• _Goal_:
Quote all lines below exactly. Images stay out.

Collection entries
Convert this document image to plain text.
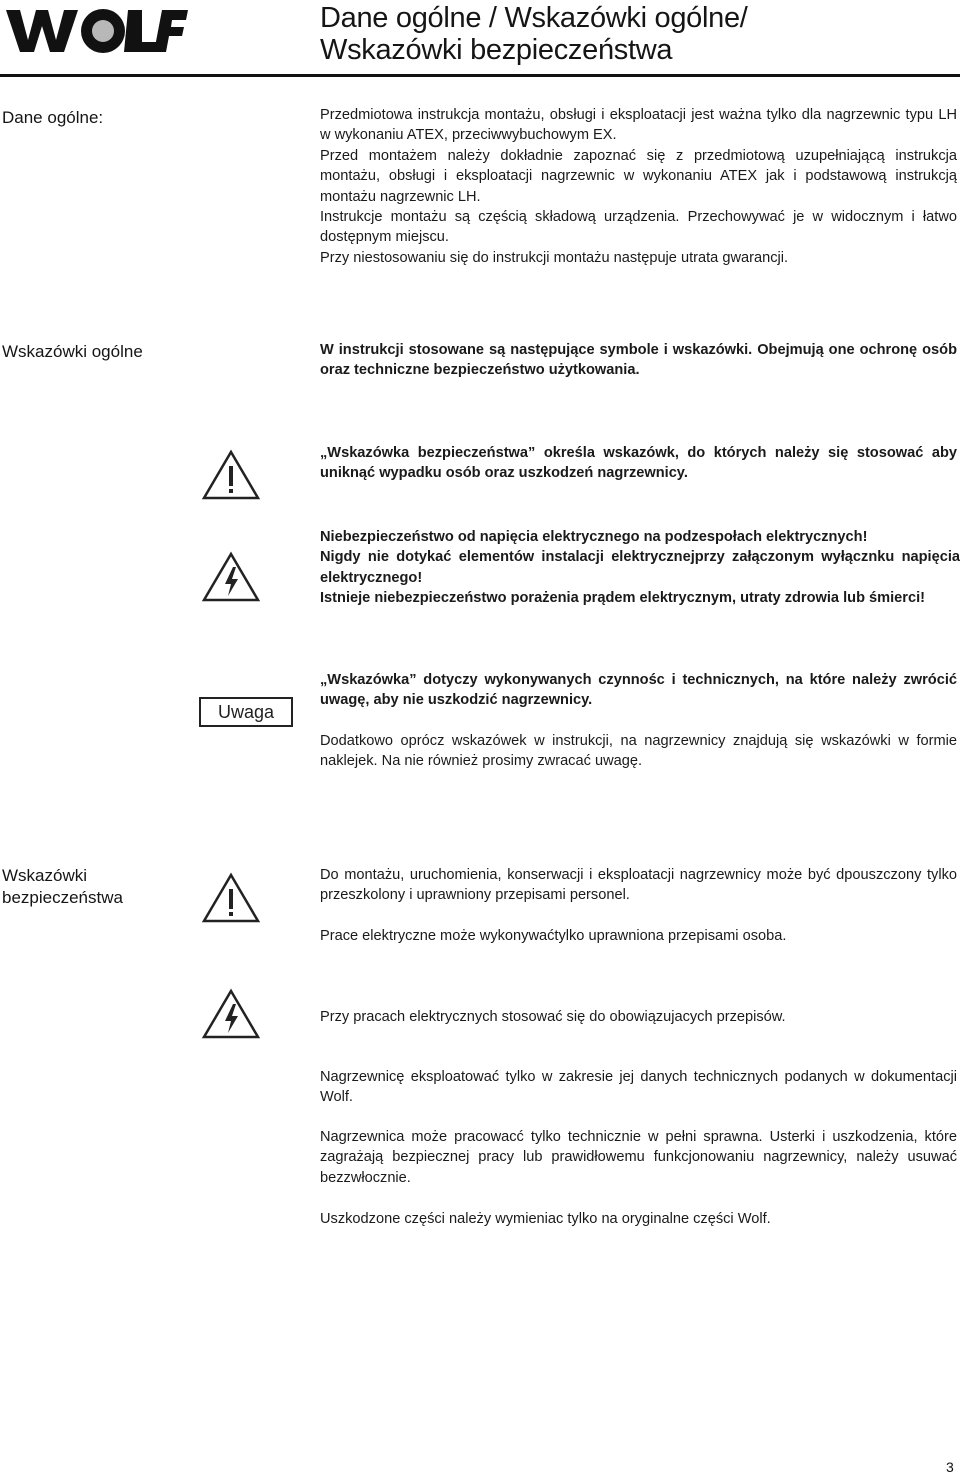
Dane ogólne / Wskazówki ogólne/
Wskazówki bezpieczeństwa
Dane ogólne:	Przedmiotowa instrukcja montażu, obsługi i eksploatacji jest ważna tylko dla nagrzewnic typu LH w wykonaniu ATEX, przeciwwybuchowym EX.

Przed montażem należy dokładnie zapoznać się z przedmiotową uzupełniającą instrukcja montażu, obsługi i eksploatacji nagrzewnic w wykonaniu ATEX jak i podstawową instrukcją montażu nagrzewnic LH.

Instrukcje montażu są częścią składową urządzenia. Przechowywać je w widocznym i łatwo dostępnym miejscu.

Przy niestosowaniu się do instrukcji montażu następuje utrata gwarancji.

Wskazówki ogólne	W instrukcji stosowane są następujące symbole i wskazówki. Obejmują one ochronę osób oraz techniczne bezpieczeństwo użytkowania.
„Wskazówka bezpieczeństwa” określa wskazówk, do których należy się stosować aby uniknąć wypadku osób oraz uszkodzeń nagrzewnicy.

Niebezpieczeństwo od napięcia elektrycznego na podzespołach elektrycznych!

Nigdy nie dotykać elementów instalacji elektrycznejprzy załączonym wyłącznku napięcia elektrycznego!

Istnieje niebezpieczeństwo porażenia prądem elektrycznym, utraty zdrowia lub śmierci!

Uwaga
„Wskazówka” dotyczy wykonywanych czynnośc i technicznych, na które należy zwrócić uwagę, aby nie uszkodzić nagrzewnicy.
Dodatkowo oprócz wskazówek w instrukcji, na nagrzewnicy znajdują się wskazówki w formie naklejek. Na nie również prosimy zwracać uwagę.
Wskazówki
bezpieczeństwa
Do montażu, uruchomienia, konserwacji i eksploatacji nagrzewnicy może być dpouszczony tylko przeszkolony i uprawniony przepisami personel.
Prace elektryczne może wykonywaćtylko uprawniona przepisami osoba.
Przy pracach elektrycznych stosować się do obowiązujacych przepisów.
Nagrzewnicę eksploatować tylko w zakresie jej danych technicznych podanych w dokumentacji Wolf.
Nagrzewnica może pracowacć tylko technicznie w pełni sprawna. Usterki i uszkodzenia, które zagrażają bezpiecznej pracy lub prawidłowemu funkcjonowaniu nagrzewnicy, należy usuwać bezzwłocznie.
Uszkodzone części należy wymieniac tylko na oryginalne części Wolf.
3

• _Result of the task_:
Convert this document image to plain text.
Dane ogólne / Wskazówki ogólne/
Wskazówki bezpieczeństwa
Dane ogólne:	Przedmiotowa instrukcja montażu, obsługi i eksploatacji jest ważna tylko dla nagrzewnic typu LH w wykonaniu ATEX, przeciwwybuchowym EX.

Przed montażem należy dokładnie zapoznać się z przedmiotową uzupełniającą instrukcja montażu, obsługi i eksploatacji nagrzewnic w wykonaniu ATEX jak i podstawową instrukcją montażu nagrzewnic LH.

Instrukcje montażu są częścią składową urządzenia. Przechowywać je w widocznym i łatwo dostępnym miejscu.

Przy niestosowaniu się do instrukcji montażu następuje utrata gwarancji.

Wskazówki ogólne	W instrukcji stosowane są następujące symbole i wskazówki. Obejmują one ochronę osób oraz techniczne bezpieczeństwo użytkowania.
„Wskazówka bezpieczeństwa” określa wskazówk, do których należy się stosować aby uniknąć wypadku osób oraz uszkodzeń nagrzewnicy.

Niebezpieczeństwo od napięcia elektrycznego na podzespołach elektrycznych!

Nigdy nie dotykać elementów instalacji elektrycznejprzy załączonym wyłącznku napięcia elektrycznego!

Istnieje niebezpieczeństwo porażenia prądem elektrycznym, utraty zdrowia lub śmierci!

Uwaga
„Wskazówka” dotyczy wykonywanych czynnośc i technicznych, na które należy zwrócić uwagę, aby nie uszkodzić nagrzewnicy.
Dodatkowo oprócz wskazówek w instrukcji, na nagrzewnicy znajdują się wskazówki w formie naklejek. Na nie również prosimy zwracać uwagę.
Wskazówki
bezpieczeństwa
Do montażu, uruchomienia, konserwacji i eksploatacji nagrzewnicy może być dpouszczony tylko przeszkolony i uprawniony przepisami personel.
Prace elektryczne może wykonywaćtylko uprawniona przepisami osoba.
Przy pracach elektrycznych stosować się do obowiązujacych przepisów.
Nagrzewnicę eksploatować tylko w zakresie jej danych technicznych podanych w dokumentacji Wolf.
Nagrzewnica może pracowacć tylko technicznie w pełni sprawna. Usterki i uszkodzenia, które zagrażają bezpiecznej pracy lub prawidłowemu funkcjonowaniu nagrzewnicy, należy usuwać bezzwłocznie.
Uszkodzone części należy wymieniac tylko na oryginalne części Wolf.
3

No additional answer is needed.